[Records]

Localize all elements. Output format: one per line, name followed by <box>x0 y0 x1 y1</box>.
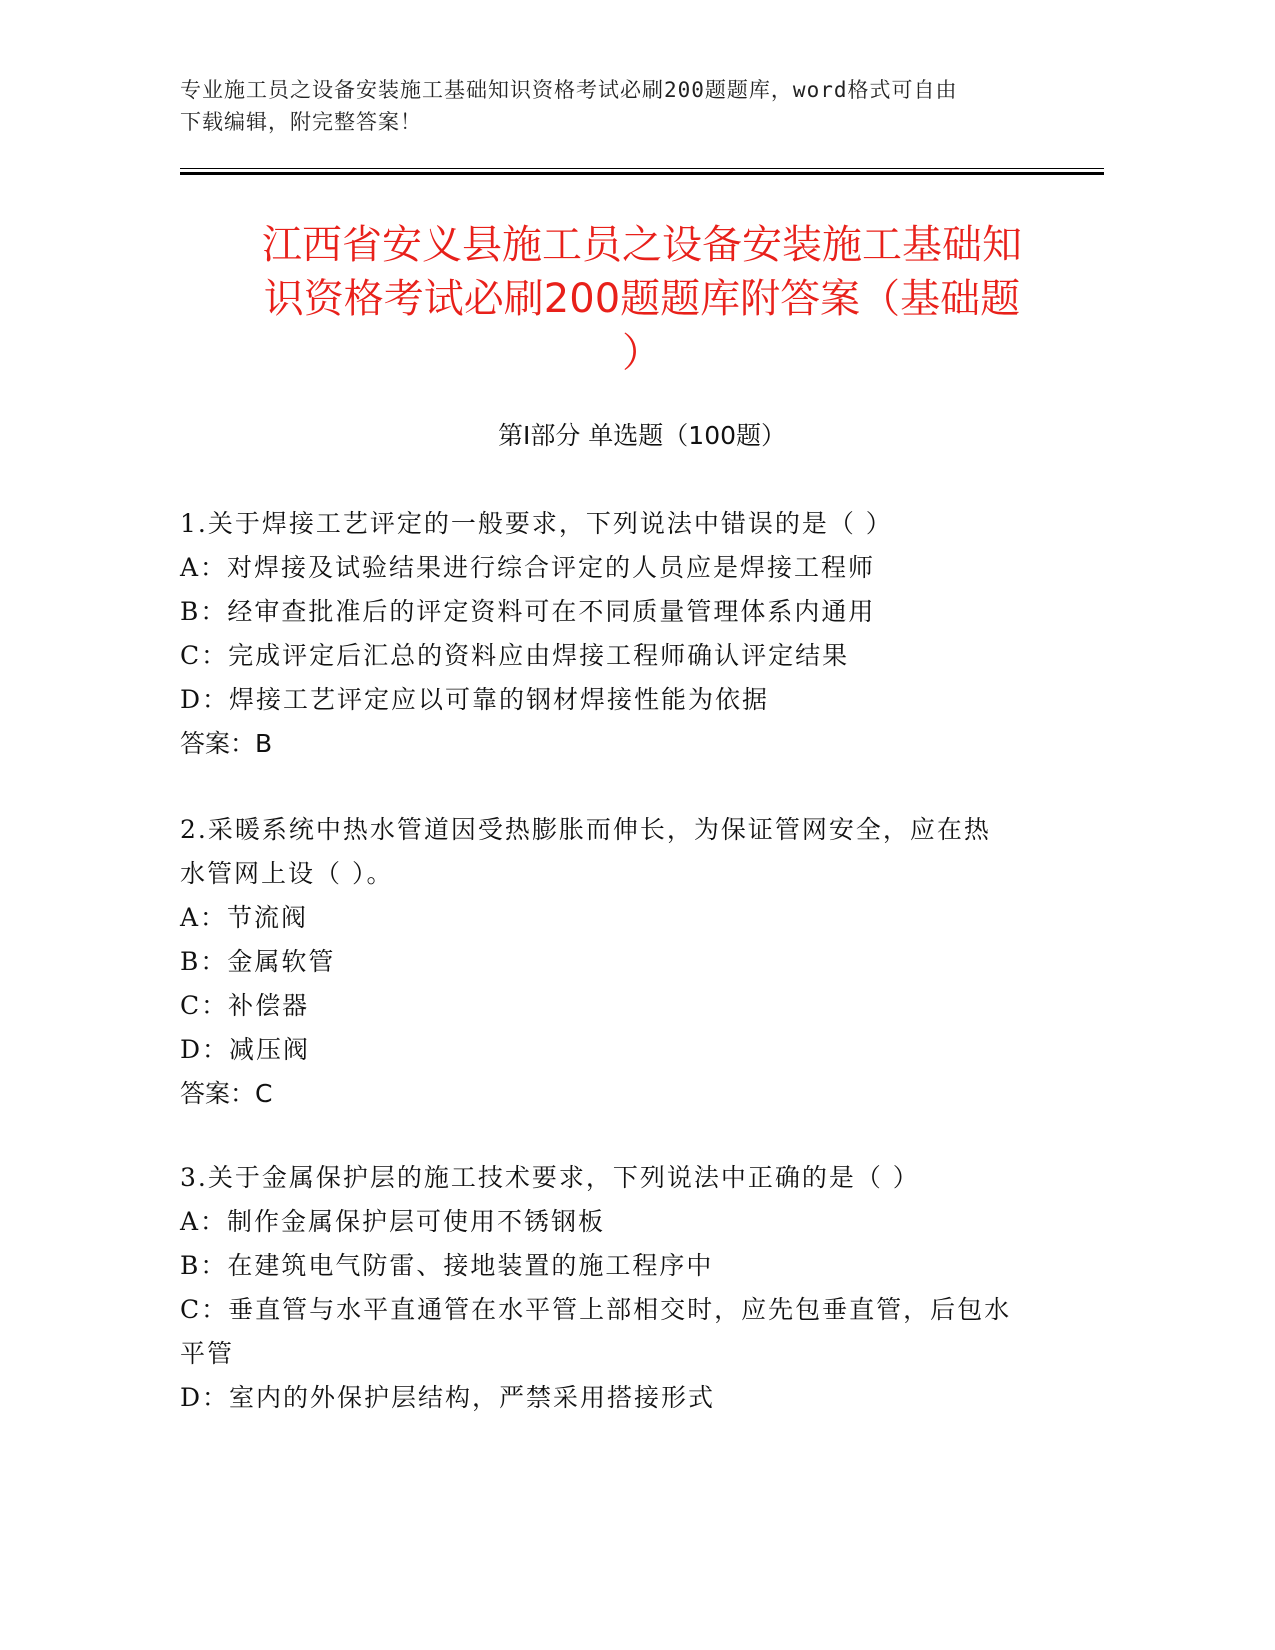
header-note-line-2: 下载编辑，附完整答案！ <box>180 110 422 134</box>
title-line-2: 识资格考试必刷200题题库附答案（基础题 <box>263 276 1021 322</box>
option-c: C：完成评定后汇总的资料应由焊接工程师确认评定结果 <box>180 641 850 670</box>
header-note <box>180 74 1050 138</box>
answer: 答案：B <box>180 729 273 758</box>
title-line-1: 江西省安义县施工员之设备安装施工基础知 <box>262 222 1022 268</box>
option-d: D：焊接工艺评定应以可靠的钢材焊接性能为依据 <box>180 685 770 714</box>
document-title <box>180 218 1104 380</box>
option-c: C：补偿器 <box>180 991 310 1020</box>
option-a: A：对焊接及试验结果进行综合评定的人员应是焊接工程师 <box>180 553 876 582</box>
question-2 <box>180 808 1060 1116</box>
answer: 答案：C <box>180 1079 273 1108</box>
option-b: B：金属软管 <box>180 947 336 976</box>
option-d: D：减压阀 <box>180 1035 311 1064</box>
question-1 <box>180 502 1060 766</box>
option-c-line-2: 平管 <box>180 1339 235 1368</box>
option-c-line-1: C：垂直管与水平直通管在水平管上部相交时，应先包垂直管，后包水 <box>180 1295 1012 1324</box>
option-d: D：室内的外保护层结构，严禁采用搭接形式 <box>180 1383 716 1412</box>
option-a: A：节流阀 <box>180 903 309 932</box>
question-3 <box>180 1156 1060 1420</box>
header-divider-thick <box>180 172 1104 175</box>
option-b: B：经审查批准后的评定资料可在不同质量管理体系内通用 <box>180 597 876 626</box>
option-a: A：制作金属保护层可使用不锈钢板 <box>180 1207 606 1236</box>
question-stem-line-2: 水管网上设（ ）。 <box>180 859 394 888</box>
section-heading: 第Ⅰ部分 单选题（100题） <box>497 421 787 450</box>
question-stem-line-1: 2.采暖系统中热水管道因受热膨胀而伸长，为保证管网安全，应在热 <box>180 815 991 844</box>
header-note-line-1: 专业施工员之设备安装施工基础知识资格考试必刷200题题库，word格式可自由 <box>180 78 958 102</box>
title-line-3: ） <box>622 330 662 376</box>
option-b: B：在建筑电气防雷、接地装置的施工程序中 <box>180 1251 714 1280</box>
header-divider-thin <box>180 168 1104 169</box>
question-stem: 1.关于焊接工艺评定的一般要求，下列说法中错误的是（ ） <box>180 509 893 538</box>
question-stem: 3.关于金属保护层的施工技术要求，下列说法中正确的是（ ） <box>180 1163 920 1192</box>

--

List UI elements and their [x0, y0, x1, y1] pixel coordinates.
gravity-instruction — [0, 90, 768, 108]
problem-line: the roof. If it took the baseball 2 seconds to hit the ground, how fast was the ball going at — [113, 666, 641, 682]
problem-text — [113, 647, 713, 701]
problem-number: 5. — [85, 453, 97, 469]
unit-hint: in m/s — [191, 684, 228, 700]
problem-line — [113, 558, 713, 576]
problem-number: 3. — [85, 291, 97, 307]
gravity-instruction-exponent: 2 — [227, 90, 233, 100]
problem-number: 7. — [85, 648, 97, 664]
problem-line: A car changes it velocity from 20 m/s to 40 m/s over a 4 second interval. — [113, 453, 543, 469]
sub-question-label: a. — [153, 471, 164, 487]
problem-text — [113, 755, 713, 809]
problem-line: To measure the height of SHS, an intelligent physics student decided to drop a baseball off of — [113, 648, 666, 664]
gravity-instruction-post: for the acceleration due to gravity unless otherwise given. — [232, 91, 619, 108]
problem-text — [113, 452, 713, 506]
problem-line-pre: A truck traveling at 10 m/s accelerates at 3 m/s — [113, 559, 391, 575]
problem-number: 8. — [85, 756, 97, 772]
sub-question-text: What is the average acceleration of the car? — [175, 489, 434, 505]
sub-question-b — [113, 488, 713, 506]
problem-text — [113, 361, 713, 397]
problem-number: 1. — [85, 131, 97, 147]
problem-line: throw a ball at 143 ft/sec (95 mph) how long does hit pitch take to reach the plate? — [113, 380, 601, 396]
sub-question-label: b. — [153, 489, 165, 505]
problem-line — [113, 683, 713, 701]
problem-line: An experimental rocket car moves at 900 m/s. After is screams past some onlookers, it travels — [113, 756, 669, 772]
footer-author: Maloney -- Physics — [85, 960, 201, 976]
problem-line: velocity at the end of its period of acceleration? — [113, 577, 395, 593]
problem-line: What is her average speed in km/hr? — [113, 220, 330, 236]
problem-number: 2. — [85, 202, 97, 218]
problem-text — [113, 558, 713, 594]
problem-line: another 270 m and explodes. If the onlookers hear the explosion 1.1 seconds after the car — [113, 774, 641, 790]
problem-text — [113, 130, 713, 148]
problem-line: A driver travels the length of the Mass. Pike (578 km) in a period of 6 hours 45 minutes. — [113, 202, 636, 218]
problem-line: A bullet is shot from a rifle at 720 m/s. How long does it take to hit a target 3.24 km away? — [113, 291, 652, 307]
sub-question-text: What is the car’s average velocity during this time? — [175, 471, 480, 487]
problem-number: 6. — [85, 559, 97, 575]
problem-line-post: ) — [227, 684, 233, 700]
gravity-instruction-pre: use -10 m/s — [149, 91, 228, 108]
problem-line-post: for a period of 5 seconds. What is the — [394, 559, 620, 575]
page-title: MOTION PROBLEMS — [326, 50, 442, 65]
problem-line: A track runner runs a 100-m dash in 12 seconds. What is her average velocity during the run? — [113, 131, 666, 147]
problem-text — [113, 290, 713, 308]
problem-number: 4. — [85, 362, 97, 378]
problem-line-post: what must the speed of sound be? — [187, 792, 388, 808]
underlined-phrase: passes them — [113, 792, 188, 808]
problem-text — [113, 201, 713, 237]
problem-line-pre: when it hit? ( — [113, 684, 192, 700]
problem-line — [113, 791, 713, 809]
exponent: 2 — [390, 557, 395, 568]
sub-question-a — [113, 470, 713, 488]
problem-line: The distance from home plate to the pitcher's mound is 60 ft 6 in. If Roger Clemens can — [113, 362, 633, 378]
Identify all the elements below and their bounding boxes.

--

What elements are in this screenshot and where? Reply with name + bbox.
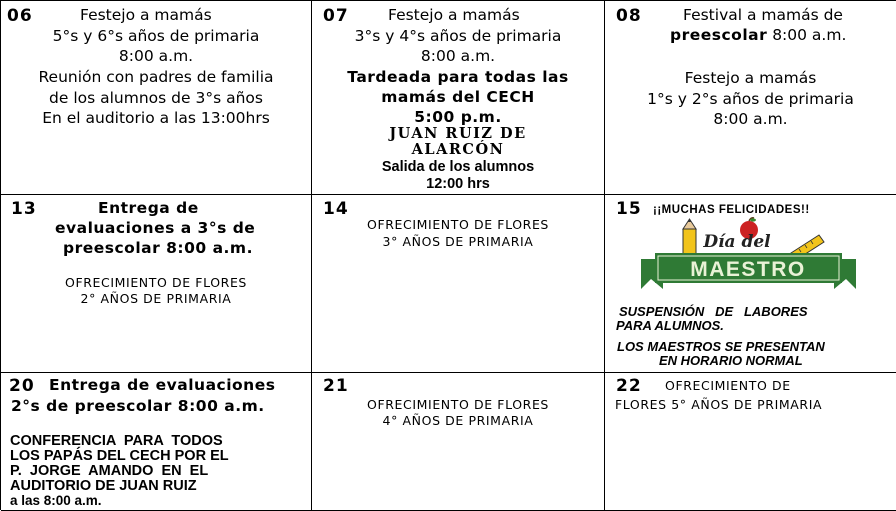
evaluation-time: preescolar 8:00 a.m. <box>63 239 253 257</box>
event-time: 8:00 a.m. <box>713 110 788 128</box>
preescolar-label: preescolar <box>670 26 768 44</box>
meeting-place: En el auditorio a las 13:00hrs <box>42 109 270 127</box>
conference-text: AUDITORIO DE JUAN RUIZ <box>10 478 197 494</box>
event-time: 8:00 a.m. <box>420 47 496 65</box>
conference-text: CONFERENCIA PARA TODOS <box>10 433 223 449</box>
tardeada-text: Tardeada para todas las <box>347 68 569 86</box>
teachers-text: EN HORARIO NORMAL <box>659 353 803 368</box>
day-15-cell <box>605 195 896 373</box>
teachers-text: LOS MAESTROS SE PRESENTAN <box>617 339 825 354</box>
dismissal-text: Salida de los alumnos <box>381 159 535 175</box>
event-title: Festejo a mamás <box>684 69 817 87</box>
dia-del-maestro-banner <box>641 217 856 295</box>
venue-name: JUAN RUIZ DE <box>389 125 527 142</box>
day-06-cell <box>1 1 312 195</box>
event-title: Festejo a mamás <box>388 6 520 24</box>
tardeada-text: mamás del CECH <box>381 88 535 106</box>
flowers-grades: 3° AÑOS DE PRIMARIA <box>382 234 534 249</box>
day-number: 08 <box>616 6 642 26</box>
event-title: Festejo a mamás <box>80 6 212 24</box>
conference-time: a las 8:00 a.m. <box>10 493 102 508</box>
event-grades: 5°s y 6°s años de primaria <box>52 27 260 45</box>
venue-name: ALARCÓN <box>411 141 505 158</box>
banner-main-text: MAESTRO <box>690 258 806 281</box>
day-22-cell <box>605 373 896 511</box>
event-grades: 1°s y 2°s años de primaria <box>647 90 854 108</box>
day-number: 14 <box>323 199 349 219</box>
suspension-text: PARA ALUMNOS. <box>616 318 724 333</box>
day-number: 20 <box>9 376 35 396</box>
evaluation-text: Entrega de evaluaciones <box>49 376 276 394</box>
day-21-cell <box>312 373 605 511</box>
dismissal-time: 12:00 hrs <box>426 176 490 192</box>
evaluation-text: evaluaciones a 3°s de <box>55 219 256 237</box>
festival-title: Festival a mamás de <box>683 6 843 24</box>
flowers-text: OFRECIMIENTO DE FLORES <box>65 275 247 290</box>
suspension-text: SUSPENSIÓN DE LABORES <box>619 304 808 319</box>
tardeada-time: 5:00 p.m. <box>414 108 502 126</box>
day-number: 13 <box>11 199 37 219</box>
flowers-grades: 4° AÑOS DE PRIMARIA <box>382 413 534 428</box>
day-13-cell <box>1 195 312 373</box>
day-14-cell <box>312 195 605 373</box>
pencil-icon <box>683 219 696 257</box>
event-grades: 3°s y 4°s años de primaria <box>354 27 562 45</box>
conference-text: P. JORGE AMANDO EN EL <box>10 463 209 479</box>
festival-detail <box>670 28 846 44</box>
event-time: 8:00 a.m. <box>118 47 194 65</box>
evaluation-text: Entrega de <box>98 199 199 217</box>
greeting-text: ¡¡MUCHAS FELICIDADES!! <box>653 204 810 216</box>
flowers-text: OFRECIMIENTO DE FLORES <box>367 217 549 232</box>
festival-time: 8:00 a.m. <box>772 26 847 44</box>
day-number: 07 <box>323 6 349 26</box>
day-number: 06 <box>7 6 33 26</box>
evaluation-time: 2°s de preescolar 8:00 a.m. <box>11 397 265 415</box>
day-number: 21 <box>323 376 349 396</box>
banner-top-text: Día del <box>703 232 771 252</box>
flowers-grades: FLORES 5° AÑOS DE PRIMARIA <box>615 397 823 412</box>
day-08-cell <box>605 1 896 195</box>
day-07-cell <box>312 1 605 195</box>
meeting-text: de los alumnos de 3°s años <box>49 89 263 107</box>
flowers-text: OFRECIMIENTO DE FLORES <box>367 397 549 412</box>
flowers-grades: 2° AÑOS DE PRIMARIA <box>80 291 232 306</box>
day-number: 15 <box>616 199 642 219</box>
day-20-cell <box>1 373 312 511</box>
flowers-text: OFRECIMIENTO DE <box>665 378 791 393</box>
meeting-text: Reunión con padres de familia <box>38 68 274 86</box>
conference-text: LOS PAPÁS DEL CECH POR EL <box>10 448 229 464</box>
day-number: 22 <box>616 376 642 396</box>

## Task objective
Can you reproduce word for word the stretch of rows above, from the row containing "List UI elements" through the row containing "problem-text — [113, 755, 713, 809]"?

## Reply
List UI elements and their [x0, y0, x1, y1] pixel coordinates.
gravity-instruction — [0, 90, 768, 108]
problem-line: the roof. If it took the baseball 2 seconds to hit the ground, how fast was the ball going at — [113, 666, 641, 682]
problem-text — [113, 647, 713, 701]
problem-number: 5. — [85, 453, 97, 469]
unit-hint: in m/s — [191, 684, 228, 700]
problem-line — [113, 558, 713, 576]
problem-number: 3. — [85, 291, 97, 307]
gravity-instruction-exponent: 2 — [227, 90, 233, 100]
problem-number: 7. — [85, 648, 97, 664]
problem-line: A car changes it velocity from 20 m/s to 40 m/s over a 4 second interval. — [113, 453, 543, 469]
sub-question-label: a. — [153, 471, 164, 487]
problem-text — [113, 755, 713, 809]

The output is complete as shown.